[Records about charts and figures]
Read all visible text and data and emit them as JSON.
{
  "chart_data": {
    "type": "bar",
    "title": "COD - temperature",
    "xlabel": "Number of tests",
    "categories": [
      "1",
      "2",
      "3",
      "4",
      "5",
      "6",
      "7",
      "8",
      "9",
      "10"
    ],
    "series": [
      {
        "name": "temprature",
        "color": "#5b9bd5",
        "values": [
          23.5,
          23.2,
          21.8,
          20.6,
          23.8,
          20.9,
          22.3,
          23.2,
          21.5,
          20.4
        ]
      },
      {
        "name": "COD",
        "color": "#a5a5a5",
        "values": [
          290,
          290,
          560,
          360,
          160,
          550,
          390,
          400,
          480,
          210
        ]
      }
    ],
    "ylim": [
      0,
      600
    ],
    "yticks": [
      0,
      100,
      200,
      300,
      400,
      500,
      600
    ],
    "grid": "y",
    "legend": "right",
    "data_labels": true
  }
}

BRIEF: Extract every entry in the listing word for word.

OUTPUT OF THE TASK:
Read all visible text and data and emit them as JSON.
{
  "chart_data": {
    "type": "bar",
    "title": "COD - temperature",
    "xlabel": "Number of tests",
    "categories": [
      "1",
      "2",
      "3",
      "4",
      "5",
      "6",
      "7",
      "8",
      "9",
      "10"
    ],
    "series": [
      {
        "name": "temprature",
        "color": "#5b9bd5",
        "values": [
          23.5,
          23.2,
          21.8,
          20.6,
          23.8,
          20.9,
          22.3,
          23.2,
          21.5,
          20.4
        ]
      },
      {
        "name": "COD",
        "color": "#a5a5a5",
        "values": [
          290,
          290,
          560,
          360,
          160,
          550,
          390,
          400,
          480,
          210
        ]
      }
    ],
    "ylim": [
      0,
      600
    ],
    "yticks": [
      0,
      100,
      200,
      300,
      400,
      500,
      600
    ],
    "grid": "y",
    "legend": "right",
    "data_labels": true
  }
}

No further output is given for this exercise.